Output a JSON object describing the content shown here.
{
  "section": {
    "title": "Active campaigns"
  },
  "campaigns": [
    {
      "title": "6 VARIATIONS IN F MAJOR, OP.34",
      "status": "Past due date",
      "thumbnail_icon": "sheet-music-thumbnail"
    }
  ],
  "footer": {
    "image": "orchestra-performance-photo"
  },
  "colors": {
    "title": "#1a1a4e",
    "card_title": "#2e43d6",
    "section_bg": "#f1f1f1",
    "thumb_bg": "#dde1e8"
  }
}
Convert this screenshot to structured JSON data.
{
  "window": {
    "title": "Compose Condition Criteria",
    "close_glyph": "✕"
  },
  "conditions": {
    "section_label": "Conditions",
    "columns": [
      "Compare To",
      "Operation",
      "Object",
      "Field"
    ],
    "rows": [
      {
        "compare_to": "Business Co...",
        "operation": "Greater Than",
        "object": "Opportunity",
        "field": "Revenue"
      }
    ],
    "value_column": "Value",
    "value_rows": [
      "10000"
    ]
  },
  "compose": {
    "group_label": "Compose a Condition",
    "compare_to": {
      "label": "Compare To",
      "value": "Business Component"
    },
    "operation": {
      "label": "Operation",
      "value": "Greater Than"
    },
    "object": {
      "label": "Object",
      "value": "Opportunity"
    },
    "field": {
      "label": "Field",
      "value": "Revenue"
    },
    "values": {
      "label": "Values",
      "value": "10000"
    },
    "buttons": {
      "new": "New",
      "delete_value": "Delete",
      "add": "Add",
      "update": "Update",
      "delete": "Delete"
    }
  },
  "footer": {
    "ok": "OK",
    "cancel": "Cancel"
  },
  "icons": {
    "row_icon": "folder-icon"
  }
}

What is asked → Write every entry out again exactly.

Full output →
Output a JSON object describing the content shown here.
{
  "section": {
    "title": "Active campaigns"
  },
  "campaigns": [
    {
      "title": "6 VARIATIONS IN F MAJOR, OP.34",
      "status": "Past due date",
      "thumbnail_icon": "sheet-music-thumbnail"
    }
  ],
  "footer": {
    "image": "orchestra-performance-photo"
  },
  "colors": {
    "title": "#1a1a4e",
    "card_title": "#2e43d6",
    "section_bg": "#f1f1f1",
    "thumb_bg": "#dde1e8"
  }
}
Convert this screenshot to structured JSON data.
{
  "window": {
    "title": "Compose Condition Criteria",
    "close_glyph": "✕"
  },
  "conditions": {
    "section_label": "Conditions",
    "columns": [
      "Compare To",
      "Operation",
      "Object",
      "Field"
    ],
    "rows": [
      {
        "compare_to": "Business Co...",
        "operation": "Greater Than",
        "object": "Opportunity",
        "field": "Revenue"
      }
    ],
    "value_column": "Value",
    "value_rows": [
      "10000"
    ]
  },
  "compose": {
    "group_label": "Compose a Condition",
    "compare_to": {
      "label": "Compare To",
      "value": "Business Component"
    },
    "operation": {
      "label": "Operation",
      "value": "Greater Than"
    },
    "object": {
      "label": "Object",
      "value": "Opportunity"
    },
    "field": {
      "label": "Field",
      "value": "Revenue"
    },
    "values": {
      "label": "Values",
      "value": "10000"
    },
    "buttons": {
      "new": "New",
      "delete_value": "Delete",
      "add": "Add",
      "update": "Update",
      "delete": "Delete"
    }
  },
  "footer": {
    "ok": "OK",
    "cancel": "Cancel"
  },
  "icons": {
    "row_icon": "folder-icon"
  }
}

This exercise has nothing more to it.